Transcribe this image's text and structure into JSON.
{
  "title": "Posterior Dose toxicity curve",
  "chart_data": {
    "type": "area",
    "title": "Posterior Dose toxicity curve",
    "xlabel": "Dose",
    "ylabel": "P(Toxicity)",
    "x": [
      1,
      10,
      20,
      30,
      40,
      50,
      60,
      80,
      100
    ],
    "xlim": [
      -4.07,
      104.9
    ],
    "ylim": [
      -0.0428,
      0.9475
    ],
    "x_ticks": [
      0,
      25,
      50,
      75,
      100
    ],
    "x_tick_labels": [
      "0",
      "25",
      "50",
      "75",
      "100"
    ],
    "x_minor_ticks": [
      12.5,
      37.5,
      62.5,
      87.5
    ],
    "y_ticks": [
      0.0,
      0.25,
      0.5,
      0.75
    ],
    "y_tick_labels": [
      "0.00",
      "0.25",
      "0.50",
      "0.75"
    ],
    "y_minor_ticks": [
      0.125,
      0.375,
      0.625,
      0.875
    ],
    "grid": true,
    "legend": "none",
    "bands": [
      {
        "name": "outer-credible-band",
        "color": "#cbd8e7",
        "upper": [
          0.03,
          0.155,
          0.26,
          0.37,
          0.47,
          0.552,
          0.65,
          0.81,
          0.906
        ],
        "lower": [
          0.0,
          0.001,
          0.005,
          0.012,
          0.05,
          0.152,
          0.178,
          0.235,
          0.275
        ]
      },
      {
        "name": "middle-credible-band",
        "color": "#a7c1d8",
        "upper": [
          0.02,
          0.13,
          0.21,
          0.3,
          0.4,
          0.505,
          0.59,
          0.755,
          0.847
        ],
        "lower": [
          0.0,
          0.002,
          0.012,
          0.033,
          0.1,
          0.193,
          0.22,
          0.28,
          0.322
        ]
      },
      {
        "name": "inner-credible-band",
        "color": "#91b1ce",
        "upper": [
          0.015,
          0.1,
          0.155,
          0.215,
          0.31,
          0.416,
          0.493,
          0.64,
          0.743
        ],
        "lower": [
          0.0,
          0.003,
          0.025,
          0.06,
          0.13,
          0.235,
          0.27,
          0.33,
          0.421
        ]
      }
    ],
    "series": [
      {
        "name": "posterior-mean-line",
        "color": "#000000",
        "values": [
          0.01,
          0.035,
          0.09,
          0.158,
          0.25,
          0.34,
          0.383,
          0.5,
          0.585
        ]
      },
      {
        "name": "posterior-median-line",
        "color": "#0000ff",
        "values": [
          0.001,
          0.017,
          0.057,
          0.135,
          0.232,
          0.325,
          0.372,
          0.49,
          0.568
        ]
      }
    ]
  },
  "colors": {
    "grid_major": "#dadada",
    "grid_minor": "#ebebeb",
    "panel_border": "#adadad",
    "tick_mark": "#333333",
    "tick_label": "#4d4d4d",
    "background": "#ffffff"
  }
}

··········

[Written problem]
Copy each line of the entries that includes the word "Dose".

[Task solution]
  "title": "Posterior Dose toxicity curve",
    "title": "Posterior Dose toxicity curve",
    "xlabel": "Dose",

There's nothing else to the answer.